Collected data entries
☆ ☆ ☆ ☆ ☆ ☆ ☆
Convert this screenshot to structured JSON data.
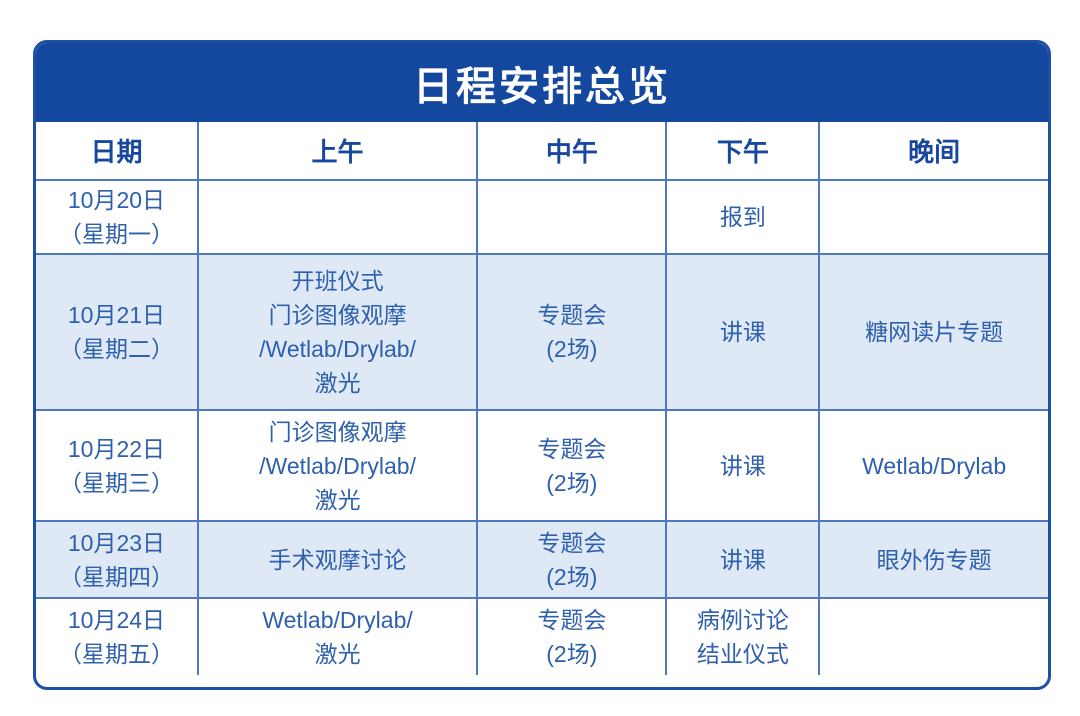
{
  "title": "日程安排总览",
  "colors": {
    "title_bar": "#13489e",
    "outer_border": "#1d4fa4",
    "grid_line": "#4f79bd",
    "header_text": "#17479e",
    "cell_text": "#2e60ae",
    "alt_row_background": "#dfe9f5"
  },
  "table": {
    "columns": [
      "日期",
      "上午",
      "中午",
      "下午",
      "晚间"
    ],
    "rows": [
      {
        "date": "10月20日\n（星期一）",
        "morning": "",
        "noon": "",
        "afternoon": "报到",
        "evening": ""
      },
      {
        "date": "10月21日\n（星期二）",
        "morning": "开班仪式\n门诊图像观摩\n/Wetlab/Drylab/\n激光",
        "noon": "专题会\n(2场)",
        "afternoon": "讲课",
        "evening": "糖网读片专题"
      },
      {
        "date": "10月22日\n（星期三）",
        "morning": "门诊图像观摩\n/Wetlab/Drylab/\n激光",
        "noon": "专题会\n(2场)",
        "afternoon": "讲课",
        "evening": "Wetlab/Drylab"
      },
      {
        "date": "10月23日\n（星期四）",
        "morning": "手术观摩讨论",
        "noon": "专题会\n(2场)",
        "afternoon": "讲课",
        "evening": "眼外伤专题"
      },
      {
        "date": "10月24日\n（星期五）",
        "morning": "Wetlab/Drylab/\n激光",
        "noon": "专题会\n(2场)",
        "afternoon": "病例讨论\n结业仪式",
        "evening": ""
      }
    ]
  }
}
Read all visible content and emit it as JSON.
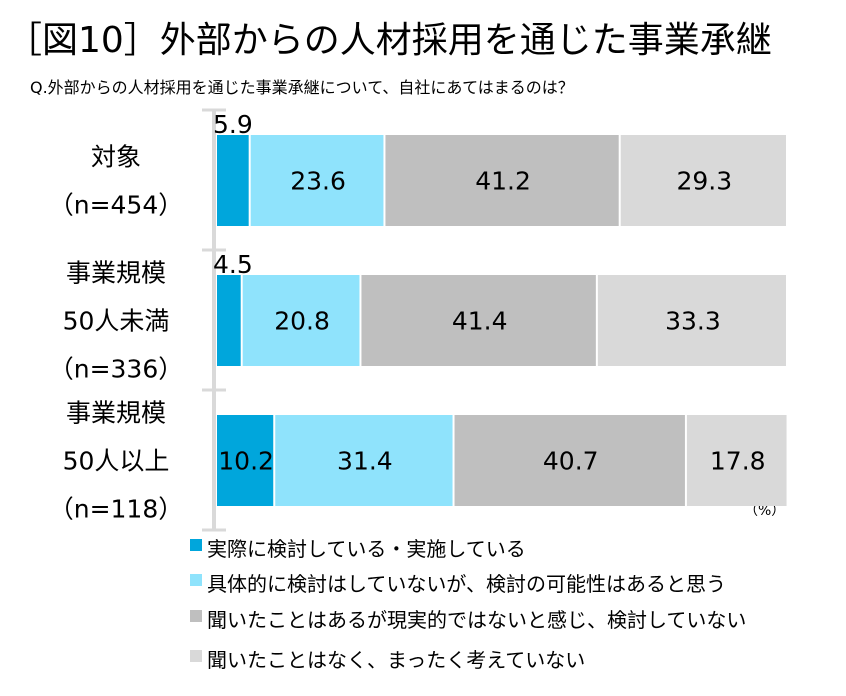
{
  "chart_data": {
    "type": "bar",
    "orientation": "horizontal",
    "stacked": true,
    "title": "［図10］外部からの人材採用を通じた事業承継",
    "subtitle": "Q.外部からの人材採用を通じた事業承継について、自社にあてはまるのは？",
    "unit_label": "（%）",
    "categories": [
      [
        "対象",
        "（n=454）"
      ],
      [
        "事業規模",
        "50人未満",
        "（n=336）"
      ],
      [
        "事業規模",
        "50人以上",
        "（n=118）"
      ]
    ],
    "series": [
      {
        "name": "実際に検討している・実施している",
        "color": "#00a6dc",
        "values": [
          5.9,
          4.5,
          10.2
        ]
      },
      {
        "name": "具体的に検討はしていないが、検討の可能性はあると思う",
        "color": "#8fe3fc",
        "values": [
          23.6,
          20.8,
          31.4
        ]
      },
      {
        "name": "聞いたことはあるが現実的ではないと感じ、検討していない",
        "color": "#bfbfbf",
        "values": [
          41.2,
          41.4,
          40.7
        ]
      },
      {
        "name": "聞いたことはなく、まったく考えていない",
        "color": "#d9d9d9",
        "values": [
          29.3,
          33.3,
          17.8
        ]
      }
    ],
    "xlim": [
      0,
      100
    ],
    "grid": false,
    "legend_position": "bottom"
  }
}
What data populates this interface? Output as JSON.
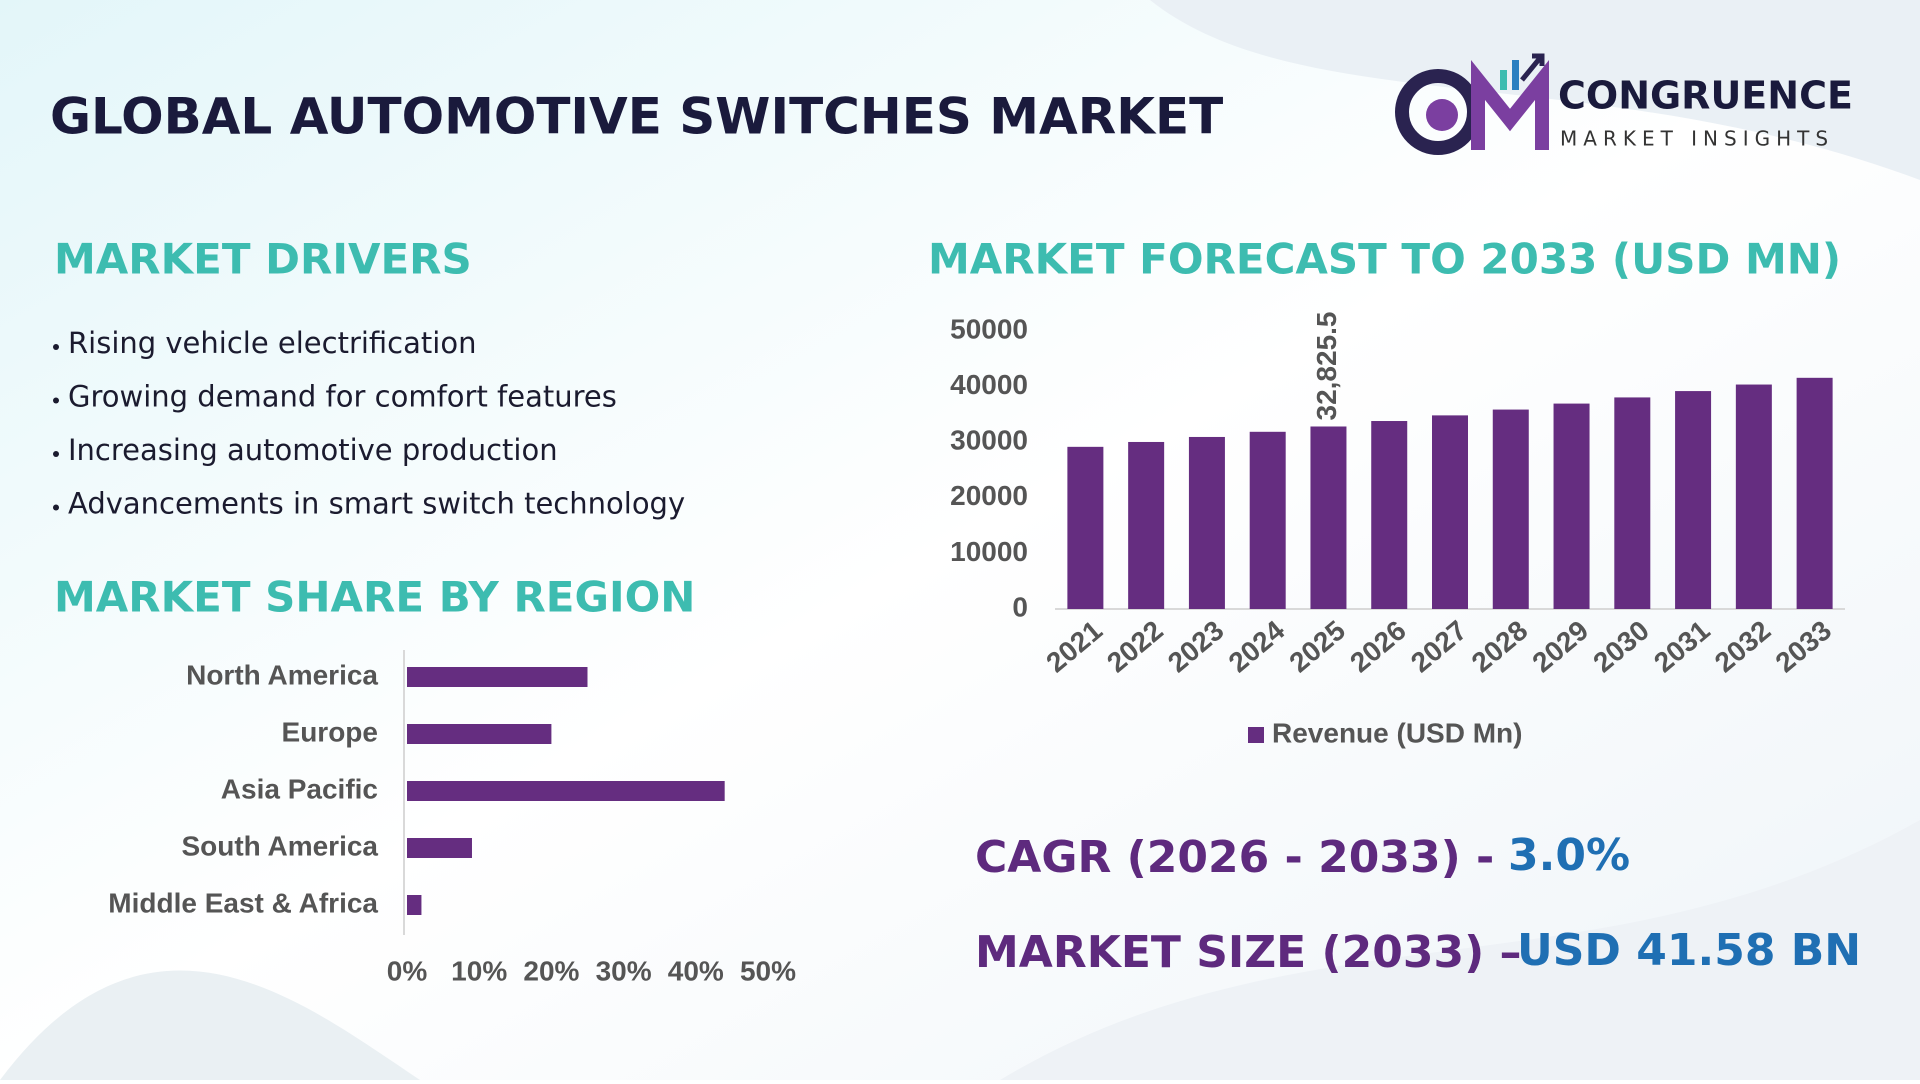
{
  "header": {
    "title": "GLOBAL AUTOMOTIVE SWITCHES MARKET",
    "brand": "CONGRUENCE",
    "brand_sub": "MARKET INSIGHTS"
  },
  "drivers": {
    "title": "MARKET DRIVERS",
    "items": [
      "Rising vehicle electrification",
      "Growing demand for comfort features",
      "Increasing automotive production",
      "Advancements in smart switch technology"
    ]
  },
  "chart_data": [
    {
      "type": "bar",
      "orientation": "horizontal",
      "title": "MARKET SHARE BY REGION",
      "categories": [
        "North America",
        "Europe",
        "Asia Pacific",
        "South America",
        "Middle East & Africa"
      ],
      "values": [
        25,
        20,
        44,
        9,
        2
      ],
      "color": "#652d80",
      "xlim": [
        0,
        50
      ],
      "xticks": [
        {
          "value": 0,
          "label": "0%"
        },
        {
          "value": 10,
          "label": "10%"
        },
        {
          "value": 20,
          "label": "20%"
        },
        {
          "value": 30,
          "label": "30%"
        },
        {
          "value": 40,
          "label": "40%"
        },
        {
          "value": 50,
          "label": "50%"
        }
      ]
    },
    {
      "type": "bar",
      "orientation": "vertical",
      "title": "MARKET FORECAST TO 2033 (USD MN)",
      "categories": [
        "2021",
        "2022",
        "2023",
        "2024",
        "2025",
        "2026",
        "2027",
        "2028",
        "2029",
        "2030",
        "2031",
        "2032",
        "2033"
      ],
      "series": [
        {
          "name": "Revenue (USD Mn)",
          "color": "#652d80",
          "values": [
            29166,
            30041,
            30942,
            31870,
            32825.5,
            33810,
            34824,
            35869,
            36945,
            38053,
            39195,
            40371,
            41580
          ],
          "value_labels": [
            null,
            null,
            null,
            null,
            "32,825.5",
            null,
            null,
            null,
            null,
            null,
            null,
            null,
            null
          ]
        }
      ],
      "ylim": [
        0,
        50000
      ],
      "yticks": [
        0,
        10000,
        20000,
        30000,
        40000,
        50000
      ],
      "legend": "bottom"
    }
  ],
  "stats": {
    "cagr_label": "CAGR (2026 - 2033) -",
    "cagr_value": "3.0%",
    "size_label": "MARKET SIZE (2033) –",
    "size_value": "USD 41.58 BN"
  }
}
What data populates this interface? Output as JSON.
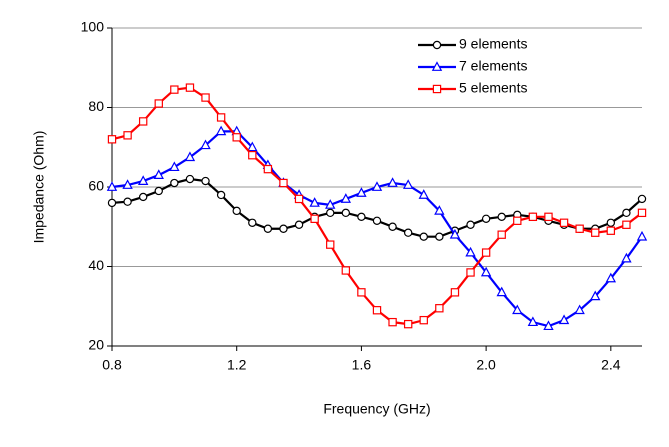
{
  "chart_data": {
    "type": "line",
    "xlabel": "Frequency (GHz)",
    "ylabel": "Impedance (Ohm)",
    "x": [
      0.8,
      0.85,
      0.9,
      0.95,
      1.0,
      1.05,
      1.1,
      1.15,
      1.2,
      1.25,
      1.3,
      1.35,
      1.4,
      1.45,
      1.5,
      1.55,
      1.6,
      1.65,
      1.7,
      1.75,
      1.8,
      1.85,
      1.9,
      1.95,
      2.0,
      2.05,
      2.1,
      2.15,
      2.2,
      2.25,
      2.3,
      2.35,
      2.4,
      2.45,
      2.5
    ],
    "series": [
      {
        "name": "9 elements",
        "color": "#000000",
        "marker": "circle",
        "values": [
          56,
          56.3,
          57.5,
          59,
          61,
          62,
          61.5,
          58,
          54,
          51,
          49.5,
          49.5,
          50.5,
          52.5,
          53.5,
          53.5,
          52.5,
          51.5,
          50,
          48.5,
          47.5,
          47.5,
          49,
          50.5,
          52,
          52.5,
          53,
          52.5,
          51.5,
          50.5,
          49.5,
          49.5,
          51,
          53.5,
          57
        ]
      },
      {
        "name": "7 elements",
        "color": "#0000ff",
        "marker": "triangle",
        "values": [
          60,
          60.5,
          61.5,
          63,
          65,
          67.5,
          70.5,
          74,
          74,
          70,
          65.5,
          61,
          58,
          56,
          55.5,
          57,
          58.5,
          60,
          61,
          60.5,
          58,
          54,
          48,
          43.5,
          38.5,
          33.5,
          29,
          26,
          25,
          26.5,
          29,
          32.5,
          37,
          42,
          47.5
        ]
      },
      {
        "name": "5 elements",
        "color": "#ff0000",
        "marker": "square",
        "values": [
          72,
          73,
          76.5,
          81,
          84.5,
          85,
          82.5,
          77.5,
          72.5,
          68,
          64.5,
          61,
          57,
          52,
          45.5,
          39,
          33.5,
          29,
          26,
          25.5,
          26.5,
          29.5,
          33.5,
          38.5,
          43.5,
          48,
          51.5,
          52.5,
          52.5,
          51,
          49.5,
          48.5,
          49,
          50.5,
          53.5
        ]
      }
    ],
    "xlim": [
      0.8,
      2.5
    ],
    "xticks": [
      0.8,
      1.2,
      1.6,
      {
        "value": 2,
        "label": "2.0"
      },
      2.4
    ],
    "ylim": [
      20,
      100
    ],
    "yticks": [
      20,
      40,
      60,
      80,
      100
    ],
    "grid": true,
    "legend": "top-right"
  }
}
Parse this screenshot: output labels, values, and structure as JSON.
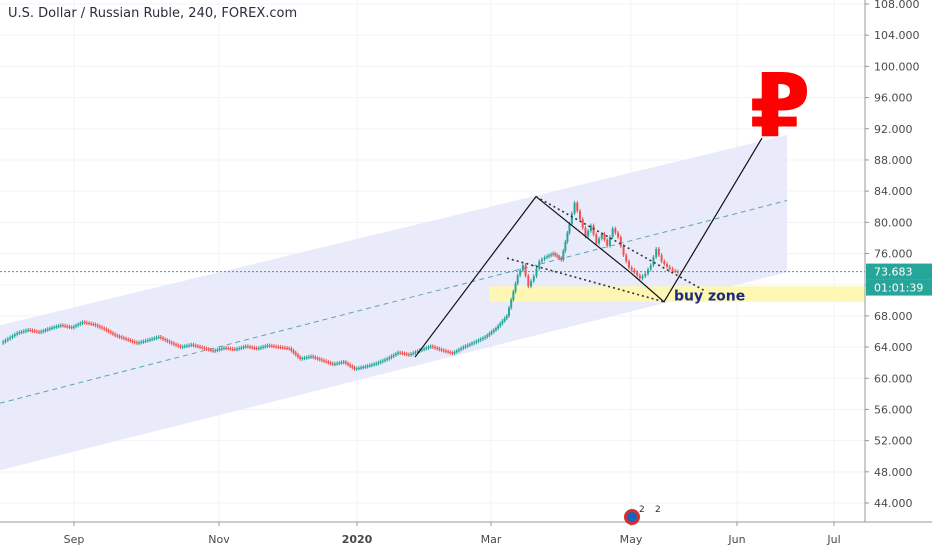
{
  "chart_data": {
    "type": "line",
    "title": "U.S. Dollar / Russian Ruble, 240, FOREX.com",
    "x_tick_labels": [
      "Sep",
      "Nov",
      "2020",
      "Mar",
      "May",
      "Jun",
      "Jul"
    ],
    "y_tick_labels": [
      "108.000",
      "104.000",
      "100.000",
      "96.000",
      "92.000",
      "88.000",
      "84.000",
      "80.000",
      "76.000",
      "72.000",
      "68.000",
      "64.000",
      "60.000",
      "56.000",
      "52.000",
      "48.000",
      "44.000"
    ],
    "ylim": [
      42,
      108
    ],
    "last_price": "73.683",
    "countdown": "01:01:39",
    "annotation_text": "buy zone",
    "buy_zone_range": [
      69.8,
      71.8
    ],
    "symbol": "₽",
    "event_badges": [
      "2",
      "2"
    ],
    "grid": true,
    "colors": {
      "up": "#26a69a",
      "down": "#ef5350",
      "channel_fill": "#e7e9fb",
      "price_line": "#26a69a",
      "buy_zone": "#fff7b0",
      "annotation": "#1a2a80",
      "symbol": "#ff0000"
    },
    "price_path": [
      [
        0,
        64.5
      ],
      [
        6,
        65.8
      ],
      [
        10,
        66.2
      ],
      [
        14,
        65.9
      ],
      [
        18,
        66.4
      ],
      [
        22,
        66.8
      ],
      [
        26,
        66.5
      ],
      [
        30,
        67.2
      ],
      [
        34,
        66.9
      ],
      [
        38,
        66.3
      ],
      [
        42,
        65.5
      ],
      [
        46,
        65.0
      ],
      [
        50,
        64.5
      ],
      [
        54,
        64.9
      ],
      [
        58,
        65.3
      ],
      [
        62,
        64.6
      ],
      [
        66,
        64.0
      ],
      [
        70,
        64.3
      ],
      [
        74,
        63.9
      ],
      [
        78,
        63.5
      ],
      [
        82,
        63.9
      ],
      [
        86,
        63.7
      ],
      [
        90,
        64.1
      ],
      [
        94,
        63.8
      ],
      [
        98,
        64.2
      ],
      [
        102,
        64.0
      ],
      [
        106,
        63.8
      ],
      [
        110,
        62.5
      ],
      [
        114,
        62.8
      ],
      [
        118,
        62.3
      ],
      [
        122,
        61.8
      ],
      [
        126,
        62.1
      ],
      [
        130,
        61.2
      ],
      [
        134,
        61.5
      ],
      [
        138,
        61.9
      ],
      [
        142,
        62.5
      ],
      [
        146,
        63.3
      ],
      [
        150,
        63.0
      ],
      [
        154,
        63.6
      ],
      [
        158,
        64.1
      ],
      [
        162,
        63.6
      ],
      [
        166,
        63.2
      ],
      [
        170,
        64.0
      ],
      [
        174,
        64.6
      ],
      [
        178,
        65.3
      ],
      [
        182,
        66.4
      ],
      [
        186,
        68.0
      ],
      [
        190,
        73.2
      ],
      [
        192,
        74.5
      ],
      [
        194,
        71.8
      ],
      [
        196,
        73.1
      ],
      [
        198,
        75.0
      ],
      [
        200,
        75.5
      ],
      [
        203,
        76.0
      ],
      [
        206,
        75.2
      ],
      [
        209,
        79.8
      ],
      [
        211,
        82.5
      ],
      [
        213,
        80.4
      ],
      [
        215,
        78.2
      ],
      [
        217,
        79.6
      ],
      [
        219,
        77.3
      ],
      [
        221,
        78.5
      ],
      [
        223,
        77.0
      ],
      [
        225,
        79.2
      ],
      [
        227,
        78.1
      ],
      [
        229,
        75.8
      ],
      [
        231,
        74.2
      ],
      [
        233,
        73.6
      ],
      [
        235,
        72.8
      ],
      [
        237,
        73.4
      ],
      [
        239,
        74.5
      ],
      [
        241,
        76.6
      ],
      [
        243,
        75.0
      ],
      [
        245,
        74.3
      ],
      [
        247,
        73.8
      ],
      [
        249,
        73.6
      ]
    ]
  }
}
☆ ☆ ☆ ☆ ☆ ☆ ☆
# [PROBLEM DETAILS]
Examine the records and pull out every line where the string "JSON" occurs.

# [TASK RESULT]
Convert this screenshot to structured JSON data.
Read all visible content and emit it as JSON.
What data populates this interface? Output as JSON.
What data populates this interface? Output as JSON.
Parse this screenshot: output labels, values, and structure as JSON.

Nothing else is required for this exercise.